(Written request): Output the material below in its entirety, exactly as given.

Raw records
★ ★ ★

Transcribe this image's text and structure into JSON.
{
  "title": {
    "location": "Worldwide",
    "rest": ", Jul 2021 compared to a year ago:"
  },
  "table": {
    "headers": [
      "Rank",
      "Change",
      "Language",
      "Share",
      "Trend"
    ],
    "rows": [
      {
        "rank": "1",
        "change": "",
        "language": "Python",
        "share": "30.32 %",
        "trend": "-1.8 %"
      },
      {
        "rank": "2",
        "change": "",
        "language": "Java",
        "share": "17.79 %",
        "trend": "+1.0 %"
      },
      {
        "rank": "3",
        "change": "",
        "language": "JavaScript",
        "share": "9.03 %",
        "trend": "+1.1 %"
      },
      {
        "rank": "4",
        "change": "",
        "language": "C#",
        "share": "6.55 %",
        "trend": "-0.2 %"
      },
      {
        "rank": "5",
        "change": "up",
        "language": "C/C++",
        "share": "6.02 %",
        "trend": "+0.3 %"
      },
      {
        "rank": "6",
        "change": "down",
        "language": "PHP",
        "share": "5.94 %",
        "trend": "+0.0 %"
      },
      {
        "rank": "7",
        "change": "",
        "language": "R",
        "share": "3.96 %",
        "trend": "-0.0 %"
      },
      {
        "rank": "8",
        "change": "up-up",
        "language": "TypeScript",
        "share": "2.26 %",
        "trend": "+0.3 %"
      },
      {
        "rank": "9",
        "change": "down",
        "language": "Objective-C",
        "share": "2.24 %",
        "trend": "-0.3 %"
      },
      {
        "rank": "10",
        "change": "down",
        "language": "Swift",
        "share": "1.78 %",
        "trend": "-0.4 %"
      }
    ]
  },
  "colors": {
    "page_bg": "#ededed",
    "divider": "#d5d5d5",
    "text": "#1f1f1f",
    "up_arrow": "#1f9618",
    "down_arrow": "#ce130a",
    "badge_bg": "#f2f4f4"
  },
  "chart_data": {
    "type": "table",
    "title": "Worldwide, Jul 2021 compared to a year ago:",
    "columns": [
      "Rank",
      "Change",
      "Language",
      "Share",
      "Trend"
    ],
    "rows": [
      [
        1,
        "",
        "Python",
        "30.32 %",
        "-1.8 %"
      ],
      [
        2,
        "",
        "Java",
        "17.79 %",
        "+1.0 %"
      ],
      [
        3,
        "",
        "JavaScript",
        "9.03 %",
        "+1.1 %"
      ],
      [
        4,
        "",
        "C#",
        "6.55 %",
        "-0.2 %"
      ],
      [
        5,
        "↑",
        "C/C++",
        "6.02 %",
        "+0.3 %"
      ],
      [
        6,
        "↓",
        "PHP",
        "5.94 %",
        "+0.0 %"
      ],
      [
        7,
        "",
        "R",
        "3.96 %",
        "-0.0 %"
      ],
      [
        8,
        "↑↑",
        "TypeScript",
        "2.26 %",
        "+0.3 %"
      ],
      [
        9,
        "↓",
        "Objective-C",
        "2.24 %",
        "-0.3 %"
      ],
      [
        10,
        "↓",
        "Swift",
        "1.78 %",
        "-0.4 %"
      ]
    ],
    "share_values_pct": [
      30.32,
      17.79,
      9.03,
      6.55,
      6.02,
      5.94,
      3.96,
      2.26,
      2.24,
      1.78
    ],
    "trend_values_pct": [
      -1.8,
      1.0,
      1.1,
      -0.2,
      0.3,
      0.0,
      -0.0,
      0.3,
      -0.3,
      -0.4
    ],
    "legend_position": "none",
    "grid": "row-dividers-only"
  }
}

★ ★ ★

(Task solution):
Transcribe this image's text and structure into JSON.
{
  "title": {
    "location": "Worldwide",
    "rest": ", Jul 2021 compared to a year ago:"
  },
  "table": {
    "headers": [
      "Rank",
      "Change",
      "Language",
      "Share",
      "Trend"
    ],
    "rows": [
      {
        "rank": "1",
        "change": "",
        "language": "Python",
        "share": "30.32 %",
        "trend": "-1.8 %"
      },
      {
        "rank": "2",
        "change": "",
        "language": "Java",
        "share": "17.79 %",
        "trend": "+1.0 %"
      },
      {
        "rank": "3",
        "change": "",
        "language": "JavaScript",
        "share": "9.03 %",
        "trend": "+1.1 %"
      },
      {
        "rank": "4",
        "change": "",
        "language": "C#",
        "share": "6.55 %",
        "trend": "-0.2 %"
      },
      {
        "rank": "5",
        "change": "up",
        "language": "C/C++",
        "share": "6.02 %",
        "trend": "+0.3 %"
      },
      {
        "rank": "6",
        "change": "down",
        "language": "PHP",
        "share": "5.94 %",
        "trend": "+0.0 %"
      },
      {
        "rank": "7",
        "change": "",
        "language": "R",
        "share": "3.96 %",
        "trend": "-0.0 %"
      },
      {
        "rank": "8",
        "change": "up-up",
        "language": "TypeScript",
        "share": "2.26 %",
        "trend": "+0.3 %"
      },
      {
        "rank": "9",
        "change": "down",
        "language": "Objective-C",
        "share": "2.24 %",
        "trend": "-0.3 %"
      },
      {
        "rank": "10",
        "change": "down",
        "language": "Swift",
        "share": "1.78 %",
        "trend": "-0.4 %"
      }
    ]
  },
  "colors": {
    "page_bg": "#ededed",
    "divider": "#d5d5d5",
    "text": "#1f1f1f",
    "up_arrow": "#1f9618",
    "down_arrow": "#ce130a",
    "badge_bg": "#f2f4f4"
  },
  "chart_data": {
    "type": "table",
    "title": "Worldwide, Jul 2021 compared to a year ago:",
    "columns": [
      "Rank",
      "Change",
      "Language",
      "Share",
      "Trend"
    ],
    "rows": [
      [
        1,
        "",
        "Python",
        "30.32 %",
        "-1.8 %"
      ],
      [
        2,
        "",
        "Java",
        "17.79 %",
        "+1.0 %"
      ],
      [
        3,
        "",
        "JavaScript",
        "9.03 %",
        "+1.1 %"
      ],
      [
        4,
        "",
        "C#",
        "6.55 %",
        "-0.2 %"
      ],
      [
        5,
        "↑",
        "C/C++",
        "6.02 %",
        "+0.3 %"
      ],
      [
        6,
        "↓",
        "PHP",
        "5.94 %",
        "+0.0 %"
      ],
      [
        7,
        "",
        "R",
        "3.96 %",
        "-0.0 %"
      ],
      [
        8,
        "↑↑",
        "TypeScript",
        "2.26 %",
        "+0.3 %"
      ],
      [
        9,
        "↓",
        "Objective-C",
        "2.24 %",
        "-0.3 %"
      ],
      [
        10,
        "↓",
        "Swift",
        "1.78 %",
        "-0.4 %"
      ]
    ],
    "share_values_pct": [
      30.32,
      17.79,
      9.03,
      6.55,
      6.02,
      5.94,
      3.96,
      2.26,
      2.24,
      1.78
    ],
    "trend_values_pct": [
      -1.8,
      1.0,
      1.1,
      -0.2,
      0.3,
      0.0,
      -0.0,
      0.3,
      -0.3,
      -0.4
    ],
    "legend_position": "none",
    "grid": "row-dividers-only"
  }
}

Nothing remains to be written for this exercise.